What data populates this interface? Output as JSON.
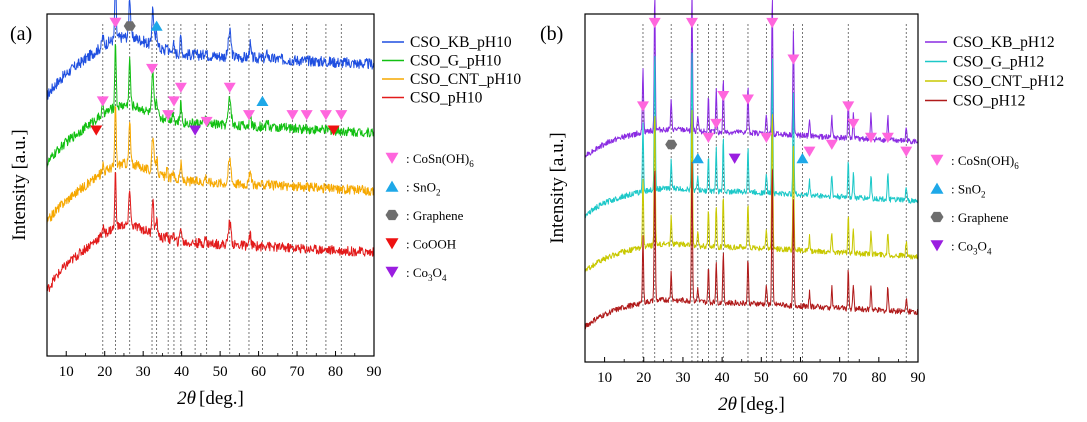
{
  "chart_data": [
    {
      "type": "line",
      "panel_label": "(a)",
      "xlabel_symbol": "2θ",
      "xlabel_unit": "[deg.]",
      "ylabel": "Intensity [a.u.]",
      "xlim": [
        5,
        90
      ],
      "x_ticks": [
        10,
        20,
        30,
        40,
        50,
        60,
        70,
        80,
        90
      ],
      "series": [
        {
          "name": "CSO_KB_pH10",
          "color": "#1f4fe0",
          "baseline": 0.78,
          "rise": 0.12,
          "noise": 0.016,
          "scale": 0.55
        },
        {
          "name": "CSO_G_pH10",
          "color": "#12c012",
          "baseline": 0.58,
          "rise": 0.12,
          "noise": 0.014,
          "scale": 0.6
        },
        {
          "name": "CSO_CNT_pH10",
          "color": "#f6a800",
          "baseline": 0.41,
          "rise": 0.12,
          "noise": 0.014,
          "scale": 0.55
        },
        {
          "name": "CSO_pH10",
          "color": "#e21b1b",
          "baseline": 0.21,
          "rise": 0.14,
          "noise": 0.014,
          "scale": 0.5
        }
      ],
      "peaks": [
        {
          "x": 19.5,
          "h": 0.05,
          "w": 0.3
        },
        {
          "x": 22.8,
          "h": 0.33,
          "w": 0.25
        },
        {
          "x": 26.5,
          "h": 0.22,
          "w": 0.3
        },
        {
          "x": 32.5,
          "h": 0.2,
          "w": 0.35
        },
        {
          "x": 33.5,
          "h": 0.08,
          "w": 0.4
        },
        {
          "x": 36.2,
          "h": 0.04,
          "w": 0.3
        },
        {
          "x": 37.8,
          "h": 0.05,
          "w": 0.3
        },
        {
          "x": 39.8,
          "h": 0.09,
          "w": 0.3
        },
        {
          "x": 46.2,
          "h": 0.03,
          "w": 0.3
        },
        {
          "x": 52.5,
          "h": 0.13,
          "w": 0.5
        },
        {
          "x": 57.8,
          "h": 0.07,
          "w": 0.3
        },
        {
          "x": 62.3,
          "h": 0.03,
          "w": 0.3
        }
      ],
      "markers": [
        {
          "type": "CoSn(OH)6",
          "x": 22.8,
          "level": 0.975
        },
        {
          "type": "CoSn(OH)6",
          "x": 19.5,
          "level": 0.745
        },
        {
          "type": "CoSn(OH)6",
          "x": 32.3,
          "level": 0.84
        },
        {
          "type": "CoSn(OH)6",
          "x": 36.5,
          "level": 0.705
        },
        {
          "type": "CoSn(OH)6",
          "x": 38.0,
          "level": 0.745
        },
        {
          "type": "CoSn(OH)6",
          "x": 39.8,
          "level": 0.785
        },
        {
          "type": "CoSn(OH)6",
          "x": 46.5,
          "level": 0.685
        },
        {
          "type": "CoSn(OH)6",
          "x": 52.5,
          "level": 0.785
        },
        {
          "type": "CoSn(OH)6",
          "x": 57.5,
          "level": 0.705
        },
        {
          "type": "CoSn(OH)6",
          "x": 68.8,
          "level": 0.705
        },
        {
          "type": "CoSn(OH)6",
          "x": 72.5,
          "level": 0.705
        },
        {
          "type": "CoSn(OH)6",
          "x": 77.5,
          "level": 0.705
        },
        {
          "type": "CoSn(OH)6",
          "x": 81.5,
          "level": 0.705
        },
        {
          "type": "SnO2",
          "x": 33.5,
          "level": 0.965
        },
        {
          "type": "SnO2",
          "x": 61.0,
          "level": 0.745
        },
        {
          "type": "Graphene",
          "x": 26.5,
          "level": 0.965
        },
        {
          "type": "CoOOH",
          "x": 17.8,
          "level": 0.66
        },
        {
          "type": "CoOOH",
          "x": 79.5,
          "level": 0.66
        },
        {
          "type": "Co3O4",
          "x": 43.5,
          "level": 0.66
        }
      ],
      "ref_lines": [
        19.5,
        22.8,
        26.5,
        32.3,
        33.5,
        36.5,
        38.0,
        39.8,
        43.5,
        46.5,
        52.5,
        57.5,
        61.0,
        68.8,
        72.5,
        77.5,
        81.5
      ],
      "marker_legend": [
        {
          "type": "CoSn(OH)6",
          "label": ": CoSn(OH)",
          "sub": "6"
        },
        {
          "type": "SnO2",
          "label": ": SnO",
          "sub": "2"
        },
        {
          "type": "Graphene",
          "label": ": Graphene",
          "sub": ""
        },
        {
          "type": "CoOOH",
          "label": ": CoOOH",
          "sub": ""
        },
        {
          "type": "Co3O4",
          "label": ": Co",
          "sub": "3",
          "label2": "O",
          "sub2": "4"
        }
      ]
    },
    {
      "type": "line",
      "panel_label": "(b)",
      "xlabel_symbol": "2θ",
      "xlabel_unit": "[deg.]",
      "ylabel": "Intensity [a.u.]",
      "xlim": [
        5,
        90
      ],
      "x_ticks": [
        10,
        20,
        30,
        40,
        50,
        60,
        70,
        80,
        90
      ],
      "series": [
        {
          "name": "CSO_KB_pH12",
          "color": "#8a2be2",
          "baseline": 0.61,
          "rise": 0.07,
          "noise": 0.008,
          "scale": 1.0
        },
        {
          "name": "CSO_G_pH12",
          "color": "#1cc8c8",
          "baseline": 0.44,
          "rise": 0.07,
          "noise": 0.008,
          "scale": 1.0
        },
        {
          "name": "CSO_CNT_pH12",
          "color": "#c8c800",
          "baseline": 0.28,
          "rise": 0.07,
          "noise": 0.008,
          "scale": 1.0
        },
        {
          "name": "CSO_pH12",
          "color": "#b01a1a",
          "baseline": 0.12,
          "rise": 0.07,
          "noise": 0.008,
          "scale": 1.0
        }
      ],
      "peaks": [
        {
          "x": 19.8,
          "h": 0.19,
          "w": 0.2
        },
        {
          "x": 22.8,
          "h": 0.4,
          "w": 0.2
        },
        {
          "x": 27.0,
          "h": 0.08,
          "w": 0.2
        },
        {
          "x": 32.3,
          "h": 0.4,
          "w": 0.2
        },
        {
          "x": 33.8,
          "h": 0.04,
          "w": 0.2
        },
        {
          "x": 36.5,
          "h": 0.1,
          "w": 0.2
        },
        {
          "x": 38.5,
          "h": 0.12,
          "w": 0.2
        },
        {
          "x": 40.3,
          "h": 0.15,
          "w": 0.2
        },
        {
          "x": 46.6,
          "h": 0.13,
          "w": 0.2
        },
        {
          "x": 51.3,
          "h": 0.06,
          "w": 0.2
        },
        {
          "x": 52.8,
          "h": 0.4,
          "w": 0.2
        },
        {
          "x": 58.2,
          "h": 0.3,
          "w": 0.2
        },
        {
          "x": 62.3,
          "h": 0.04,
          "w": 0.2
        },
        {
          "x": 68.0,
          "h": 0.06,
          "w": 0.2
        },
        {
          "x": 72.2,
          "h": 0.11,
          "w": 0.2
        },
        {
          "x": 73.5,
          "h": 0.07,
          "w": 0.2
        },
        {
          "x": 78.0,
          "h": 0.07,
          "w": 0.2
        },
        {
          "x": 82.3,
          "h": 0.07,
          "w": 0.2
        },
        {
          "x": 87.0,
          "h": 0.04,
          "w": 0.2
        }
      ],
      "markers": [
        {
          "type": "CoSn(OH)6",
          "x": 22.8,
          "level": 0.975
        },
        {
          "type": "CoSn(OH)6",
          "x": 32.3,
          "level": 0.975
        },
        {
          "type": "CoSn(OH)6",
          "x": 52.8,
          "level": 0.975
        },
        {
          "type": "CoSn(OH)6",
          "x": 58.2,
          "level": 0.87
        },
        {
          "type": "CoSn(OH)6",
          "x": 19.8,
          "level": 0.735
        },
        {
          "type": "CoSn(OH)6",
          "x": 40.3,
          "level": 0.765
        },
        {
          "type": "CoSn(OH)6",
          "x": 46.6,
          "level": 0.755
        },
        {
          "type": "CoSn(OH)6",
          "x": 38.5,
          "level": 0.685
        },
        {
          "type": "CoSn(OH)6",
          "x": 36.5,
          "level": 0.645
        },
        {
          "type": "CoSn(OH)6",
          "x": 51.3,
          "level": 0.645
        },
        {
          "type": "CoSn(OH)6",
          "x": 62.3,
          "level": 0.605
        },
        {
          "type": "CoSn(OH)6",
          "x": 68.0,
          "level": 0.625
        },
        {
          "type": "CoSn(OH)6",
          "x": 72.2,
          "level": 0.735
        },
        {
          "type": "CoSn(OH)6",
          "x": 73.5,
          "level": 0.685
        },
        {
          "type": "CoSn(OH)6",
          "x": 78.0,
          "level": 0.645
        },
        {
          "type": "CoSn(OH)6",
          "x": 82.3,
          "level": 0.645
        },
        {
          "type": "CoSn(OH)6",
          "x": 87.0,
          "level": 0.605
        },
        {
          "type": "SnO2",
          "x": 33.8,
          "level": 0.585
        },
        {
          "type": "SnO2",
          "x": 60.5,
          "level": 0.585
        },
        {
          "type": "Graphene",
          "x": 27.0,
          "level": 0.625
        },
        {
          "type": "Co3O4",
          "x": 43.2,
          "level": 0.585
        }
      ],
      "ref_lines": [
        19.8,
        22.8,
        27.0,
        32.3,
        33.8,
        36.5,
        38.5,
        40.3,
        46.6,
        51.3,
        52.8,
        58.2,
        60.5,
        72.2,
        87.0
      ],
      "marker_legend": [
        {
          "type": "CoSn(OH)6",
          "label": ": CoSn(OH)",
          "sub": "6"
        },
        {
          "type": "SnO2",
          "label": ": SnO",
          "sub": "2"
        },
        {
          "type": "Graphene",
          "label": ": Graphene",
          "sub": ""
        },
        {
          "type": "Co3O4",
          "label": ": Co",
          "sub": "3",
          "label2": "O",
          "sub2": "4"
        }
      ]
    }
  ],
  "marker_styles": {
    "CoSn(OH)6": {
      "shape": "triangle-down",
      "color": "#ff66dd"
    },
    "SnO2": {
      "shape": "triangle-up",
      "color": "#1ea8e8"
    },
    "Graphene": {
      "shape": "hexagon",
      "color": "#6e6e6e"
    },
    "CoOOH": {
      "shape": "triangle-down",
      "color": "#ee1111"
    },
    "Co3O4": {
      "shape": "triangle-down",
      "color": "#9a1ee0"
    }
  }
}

------------------------------

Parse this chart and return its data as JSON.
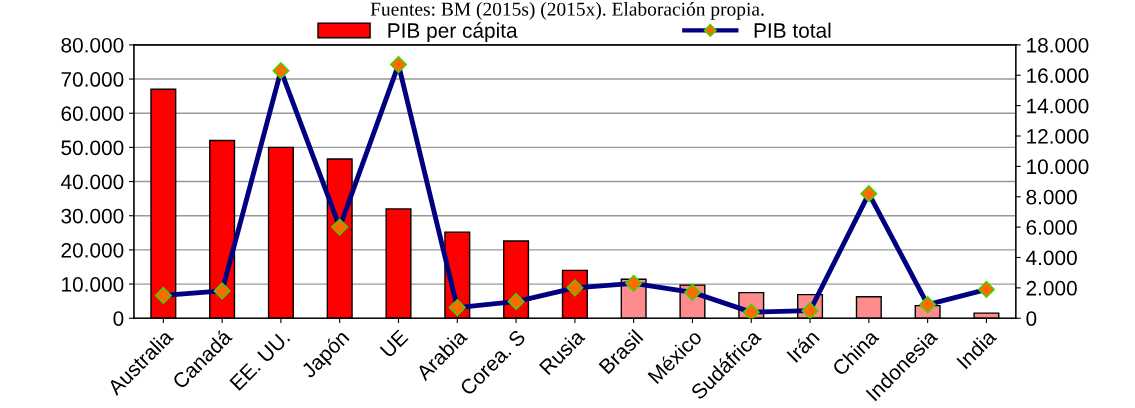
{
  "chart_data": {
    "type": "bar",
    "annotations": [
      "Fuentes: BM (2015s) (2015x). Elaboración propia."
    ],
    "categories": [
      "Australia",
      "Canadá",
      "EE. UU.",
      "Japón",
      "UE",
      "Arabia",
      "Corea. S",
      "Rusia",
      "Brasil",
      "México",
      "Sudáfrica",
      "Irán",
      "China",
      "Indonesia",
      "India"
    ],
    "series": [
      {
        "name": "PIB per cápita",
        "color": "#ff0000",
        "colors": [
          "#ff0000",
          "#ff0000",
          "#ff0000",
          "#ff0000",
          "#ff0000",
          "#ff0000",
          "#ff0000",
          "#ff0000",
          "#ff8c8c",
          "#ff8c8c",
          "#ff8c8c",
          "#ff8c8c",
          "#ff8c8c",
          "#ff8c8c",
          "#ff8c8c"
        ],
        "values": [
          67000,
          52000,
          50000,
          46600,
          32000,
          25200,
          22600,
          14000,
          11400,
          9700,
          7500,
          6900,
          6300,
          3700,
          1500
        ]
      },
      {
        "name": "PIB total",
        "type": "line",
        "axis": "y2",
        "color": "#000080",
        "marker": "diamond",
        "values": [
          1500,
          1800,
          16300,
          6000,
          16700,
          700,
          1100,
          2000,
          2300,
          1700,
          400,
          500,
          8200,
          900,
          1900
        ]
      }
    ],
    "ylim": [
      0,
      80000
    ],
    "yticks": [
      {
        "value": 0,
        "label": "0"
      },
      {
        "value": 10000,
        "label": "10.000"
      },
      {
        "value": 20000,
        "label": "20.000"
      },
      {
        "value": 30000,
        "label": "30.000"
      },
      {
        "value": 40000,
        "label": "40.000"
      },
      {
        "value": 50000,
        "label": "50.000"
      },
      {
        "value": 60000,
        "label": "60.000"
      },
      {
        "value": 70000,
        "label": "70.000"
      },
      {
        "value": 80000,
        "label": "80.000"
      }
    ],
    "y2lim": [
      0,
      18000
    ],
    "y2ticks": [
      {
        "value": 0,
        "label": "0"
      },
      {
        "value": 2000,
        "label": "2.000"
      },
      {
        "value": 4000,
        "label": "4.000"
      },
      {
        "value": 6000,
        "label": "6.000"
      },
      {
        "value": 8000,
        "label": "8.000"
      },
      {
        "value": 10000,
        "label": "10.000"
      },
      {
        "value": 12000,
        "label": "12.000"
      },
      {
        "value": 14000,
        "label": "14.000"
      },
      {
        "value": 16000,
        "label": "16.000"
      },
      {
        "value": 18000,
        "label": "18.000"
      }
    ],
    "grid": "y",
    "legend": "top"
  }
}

------------------------------

To do:
Scan the material above. Return every line containing the string "name".

Response to the task:
          "name": "CSO_KB_pH10",
          "name": "CSO_G_pH10",
          "name": "CSO_CNT_pH10",
          "name": "CSO_pH10",
          "name": "CSO_KB_pH12",
          "name": "CSO_G_pH12",
          "name": "CSO_CNT_pH12",
          "name": "CSO_pH12",
        "name": "PIB per cápita",
        "name": "PIB total",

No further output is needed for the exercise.